=== Qué se pide ===
A. Devuelve sin cambios el fragmento del texto sobre Children of the Stones que va desde "O sea, yo tenía" hasta "endilgado a nosotros!".
B. Según el texto sobre Children of the Stones, ¿hacia cuándo emitió Televisión Española la miniserie?
C. Prolonga el texto sobre Children of the Stones a partir de su última frase.

=== Texto de origen ===
+---+
Antes de los ladrones de cuerpos, del hombre de mimbre, del pueblo de los malditos, de Robert Neville siendo leyenda, por supuesto de los niños del maíz y muchísimo antes de los capitalistas y comunistas revolcados en su estiércol kitsch por Kundera, el primer colectivo de cerebros lavados y ¿felices? al que asistí muerto de miedo fue Children of the Stones…, o Los chicos de Stone, en la rarísima traducción de Televisión Española cuando emitió esta miniserie británica hacia finales de 1979.
O sea, yo tenía ocho años. No sé a qué ejecutivo televisivo se le ocurrió vender esa producción como ‘ficción infantil’, pero todos los niños que la vimos aquellas siete tardes de invierno mientras hacíamos en la salita los deberes después del cole, sabíamos que nos la habían colado: aquello era terror, joder, aquello era puro terror atmosférico con el lenguaje del cine adulto. ¡Y nos lo habían endilgado a nosotros!
+---+
[Datos de posición de los elementos]
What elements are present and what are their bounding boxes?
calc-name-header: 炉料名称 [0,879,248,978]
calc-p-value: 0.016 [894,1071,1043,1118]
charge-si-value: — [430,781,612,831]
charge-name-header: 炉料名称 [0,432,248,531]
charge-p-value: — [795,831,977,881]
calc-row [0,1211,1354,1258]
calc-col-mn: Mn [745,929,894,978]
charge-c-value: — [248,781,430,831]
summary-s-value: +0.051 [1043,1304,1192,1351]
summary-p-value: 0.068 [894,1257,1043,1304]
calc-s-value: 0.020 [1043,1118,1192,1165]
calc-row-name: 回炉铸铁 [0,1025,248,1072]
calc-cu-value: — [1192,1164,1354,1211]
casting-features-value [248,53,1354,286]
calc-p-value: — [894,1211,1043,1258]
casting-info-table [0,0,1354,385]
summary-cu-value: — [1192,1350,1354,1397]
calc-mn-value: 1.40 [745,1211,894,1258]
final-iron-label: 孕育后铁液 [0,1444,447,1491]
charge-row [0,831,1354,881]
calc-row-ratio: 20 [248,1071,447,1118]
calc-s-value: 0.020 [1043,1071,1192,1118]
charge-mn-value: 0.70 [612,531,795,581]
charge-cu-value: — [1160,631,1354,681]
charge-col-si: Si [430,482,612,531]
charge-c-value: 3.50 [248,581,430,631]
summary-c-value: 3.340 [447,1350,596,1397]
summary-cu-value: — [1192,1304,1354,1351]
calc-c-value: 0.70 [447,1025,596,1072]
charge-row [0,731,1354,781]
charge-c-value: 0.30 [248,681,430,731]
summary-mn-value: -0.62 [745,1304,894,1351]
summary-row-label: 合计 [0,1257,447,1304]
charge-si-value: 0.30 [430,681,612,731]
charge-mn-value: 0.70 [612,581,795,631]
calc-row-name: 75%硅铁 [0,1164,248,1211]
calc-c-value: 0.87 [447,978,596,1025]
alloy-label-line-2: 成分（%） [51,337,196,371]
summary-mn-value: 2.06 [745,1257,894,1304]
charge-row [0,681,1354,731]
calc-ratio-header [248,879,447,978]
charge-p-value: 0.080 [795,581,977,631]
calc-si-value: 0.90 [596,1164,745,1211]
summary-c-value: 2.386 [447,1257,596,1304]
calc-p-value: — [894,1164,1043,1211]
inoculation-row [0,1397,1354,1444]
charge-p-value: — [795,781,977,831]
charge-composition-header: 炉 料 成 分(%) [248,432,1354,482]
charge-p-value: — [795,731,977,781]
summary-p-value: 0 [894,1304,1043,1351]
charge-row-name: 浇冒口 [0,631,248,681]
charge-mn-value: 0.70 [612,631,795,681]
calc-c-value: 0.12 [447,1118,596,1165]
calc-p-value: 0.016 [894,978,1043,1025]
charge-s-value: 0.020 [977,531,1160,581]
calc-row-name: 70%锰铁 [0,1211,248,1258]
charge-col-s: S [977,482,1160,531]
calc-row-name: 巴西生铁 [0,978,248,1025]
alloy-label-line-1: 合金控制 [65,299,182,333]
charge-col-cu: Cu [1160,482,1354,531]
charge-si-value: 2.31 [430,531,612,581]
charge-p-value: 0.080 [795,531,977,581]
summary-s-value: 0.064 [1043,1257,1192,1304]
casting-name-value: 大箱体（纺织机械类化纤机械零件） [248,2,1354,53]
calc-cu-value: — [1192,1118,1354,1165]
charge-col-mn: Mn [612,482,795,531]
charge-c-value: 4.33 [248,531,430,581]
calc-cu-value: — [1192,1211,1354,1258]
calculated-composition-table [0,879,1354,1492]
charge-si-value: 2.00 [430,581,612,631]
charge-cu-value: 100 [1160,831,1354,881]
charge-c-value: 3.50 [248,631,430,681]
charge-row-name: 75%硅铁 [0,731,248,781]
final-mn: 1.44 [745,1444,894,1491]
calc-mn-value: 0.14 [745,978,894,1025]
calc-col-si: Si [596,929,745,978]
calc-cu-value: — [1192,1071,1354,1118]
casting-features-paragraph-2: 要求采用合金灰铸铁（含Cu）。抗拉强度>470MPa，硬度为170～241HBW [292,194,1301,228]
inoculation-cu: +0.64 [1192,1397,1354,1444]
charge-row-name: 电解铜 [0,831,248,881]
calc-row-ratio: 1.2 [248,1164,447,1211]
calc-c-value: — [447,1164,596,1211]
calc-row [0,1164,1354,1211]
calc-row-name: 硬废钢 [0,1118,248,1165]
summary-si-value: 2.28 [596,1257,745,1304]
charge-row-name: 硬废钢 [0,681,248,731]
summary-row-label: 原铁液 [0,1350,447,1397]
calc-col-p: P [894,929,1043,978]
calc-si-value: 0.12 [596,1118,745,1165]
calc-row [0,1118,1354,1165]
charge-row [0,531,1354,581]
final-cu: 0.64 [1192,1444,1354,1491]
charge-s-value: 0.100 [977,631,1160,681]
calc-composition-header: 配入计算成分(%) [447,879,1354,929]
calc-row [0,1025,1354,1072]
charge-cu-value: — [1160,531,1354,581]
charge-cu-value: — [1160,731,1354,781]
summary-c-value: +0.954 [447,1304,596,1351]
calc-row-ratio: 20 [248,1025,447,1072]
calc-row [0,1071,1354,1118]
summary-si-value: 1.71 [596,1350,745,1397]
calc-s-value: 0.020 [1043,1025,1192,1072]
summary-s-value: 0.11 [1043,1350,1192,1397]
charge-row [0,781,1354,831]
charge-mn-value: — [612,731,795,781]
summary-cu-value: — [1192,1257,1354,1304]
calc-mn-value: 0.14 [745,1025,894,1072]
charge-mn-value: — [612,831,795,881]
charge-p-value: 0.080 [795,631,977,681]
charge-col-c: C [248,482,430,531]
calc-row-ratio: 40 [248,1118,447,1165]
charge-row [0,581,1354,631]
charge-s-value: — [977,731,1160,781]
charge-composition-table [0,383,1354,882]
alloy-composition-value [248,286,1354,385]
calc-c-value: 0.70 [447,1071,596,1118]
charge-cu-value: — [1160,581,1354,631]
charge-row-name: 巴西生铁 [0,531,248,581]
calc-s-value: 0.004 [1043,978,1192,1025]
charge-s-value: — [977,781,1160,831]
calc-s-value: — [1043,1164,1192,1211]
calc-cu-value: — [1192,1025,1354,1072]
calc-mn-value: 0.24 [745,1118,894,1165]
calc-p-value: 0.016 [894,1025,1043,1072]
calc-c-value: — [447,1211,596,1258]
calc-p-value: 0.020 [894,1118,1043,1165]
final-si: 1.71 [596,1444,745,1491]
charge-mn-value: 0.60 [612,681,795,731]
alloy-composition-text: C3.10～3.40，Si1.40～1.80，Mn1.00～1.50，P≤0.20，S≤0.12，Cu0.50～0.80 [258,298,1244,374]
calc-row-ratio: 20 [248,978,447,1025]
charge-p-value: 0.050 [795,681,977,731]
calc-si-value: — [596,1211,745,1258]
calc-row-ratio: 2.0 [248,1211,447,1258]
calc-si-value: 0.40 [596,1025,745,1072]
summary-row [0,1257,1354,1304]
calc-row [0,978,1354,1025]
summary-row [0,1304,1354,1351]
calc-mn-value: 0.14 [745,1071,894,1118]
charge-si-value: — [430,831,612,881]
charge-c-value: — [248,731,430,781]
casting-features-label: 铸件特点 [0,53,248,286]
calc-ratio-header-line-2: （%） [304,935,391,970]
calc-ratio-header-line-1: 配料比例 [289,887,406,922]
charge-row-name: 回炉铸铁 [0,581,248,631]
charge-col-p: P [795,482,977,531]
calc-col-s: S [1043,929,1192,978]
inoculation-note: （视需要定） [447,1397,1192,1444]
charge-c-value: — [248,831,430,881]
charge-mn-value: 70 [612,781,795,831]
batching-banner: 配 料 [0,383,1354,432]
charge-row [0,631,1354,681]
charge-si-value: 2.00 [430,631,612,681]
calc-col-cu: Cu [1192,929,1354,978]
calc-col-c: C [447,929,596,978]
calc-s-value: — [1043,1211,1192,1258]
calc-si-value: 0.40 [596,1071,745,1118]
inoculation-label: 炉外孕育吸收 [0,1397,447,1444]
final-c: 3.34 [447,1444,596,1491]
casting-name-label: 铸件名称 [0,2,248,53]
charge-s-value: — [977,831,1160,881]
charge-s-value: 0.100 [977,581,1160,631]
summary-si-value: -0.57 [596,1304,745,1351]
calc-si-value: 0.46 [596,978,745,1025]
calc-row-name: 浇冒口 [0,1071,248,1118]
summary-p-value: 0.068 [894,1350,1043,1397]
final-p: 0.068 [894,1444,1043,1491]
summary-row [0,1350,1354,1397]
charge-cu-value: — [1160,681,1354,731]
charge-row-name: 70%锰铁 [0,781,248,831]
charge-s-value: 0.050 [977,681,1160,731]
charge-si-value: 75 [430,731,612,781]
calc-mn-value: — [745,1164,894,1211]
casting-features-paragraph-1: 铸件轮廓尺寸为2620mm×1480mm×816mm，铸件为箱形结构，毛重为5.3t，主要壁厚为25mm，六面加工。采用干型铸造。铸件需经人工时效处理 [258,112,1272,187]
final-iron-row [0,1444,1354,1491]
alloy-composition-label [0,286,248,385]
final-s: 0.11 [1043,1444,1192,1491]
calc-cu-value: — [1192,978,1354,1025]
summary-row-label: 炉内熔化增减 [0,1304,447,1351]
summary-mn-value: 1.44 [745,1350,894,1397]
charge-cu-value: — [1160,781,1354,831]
+---+
=== Respuestas por tarea ===
A.
O sea, yo tenía ocho años. No sé a qué ejecutivo televisivo se le ocurrió vender esa producción como ‘ficción infantil’, pero todos los niños que la vimos aquellas siete tardes de invierno mientras hacíamos en la salita los deberes después del cole, sabíamos que nos la habían colado: aquello era terror, joder, aquello era puro terror atmosférico con el lenguaje del cine adulto. ¡Y nos lo habían endilgado a nosotros!

B. Hacia finales de 1979.

C.
Ya había tenido alguna experiencia con el otrismo británico a la hora de crear obras de género. No se parecía en nada a la más previsible ficción estadounidense: cuando ya adivinas las roderas que dejan los desarrollos argumentales y su puesta en escena, vas perdiendo el miedo como espectador, porque empiezas a entrever el «truco» narrativo y la mundanidad de los lugares comunes. Digamos que vas viendo las limitaciones naturales para plasmar lo sobrenatural. Pero estos europeos de mierda…
Si los franceses se caracterizaban porque podían dejar por resolver cualquier hilo suelto o incluso la intriga principal para irse de copas, como en la vida misma, los ingleses siempre te metían contenidos desconcertantes y extrañas soluciones narrativas (junto a una estética muchas veces también de espanto).
Más crío aún me pasó ya con Espacio 1999, que en vez de aventuras siderales parecía un chapuzón a la fuerza en un torrente de horror cósmico. Pero hasta entonces se trataba de detalles puntuales: en cambio, Los chicos de Stone era toda una serie de miedo en plena programación infantil.
Anoche la volví a ver de un tirón, ¡40 años después! y me sigue pareciendo una estupenda serie de miedo. Vale, el culto pagano está un poco simplificado («¡Feliz día!») y los niños son realmente los héroes de la función (ojo, nada de empalague en ese aspecto), pero su sardana nocturna en el círculo de piedras me sigue provocando escalofríos.
Y en cuanto a la «música»… Cada vez que escucho ese coro de voces desatadas se me erizan los vellos a lo bestia. A mí me ponen de improviso esa banda sonora en cualquier situación o lugar y salgo corriendo despavorido.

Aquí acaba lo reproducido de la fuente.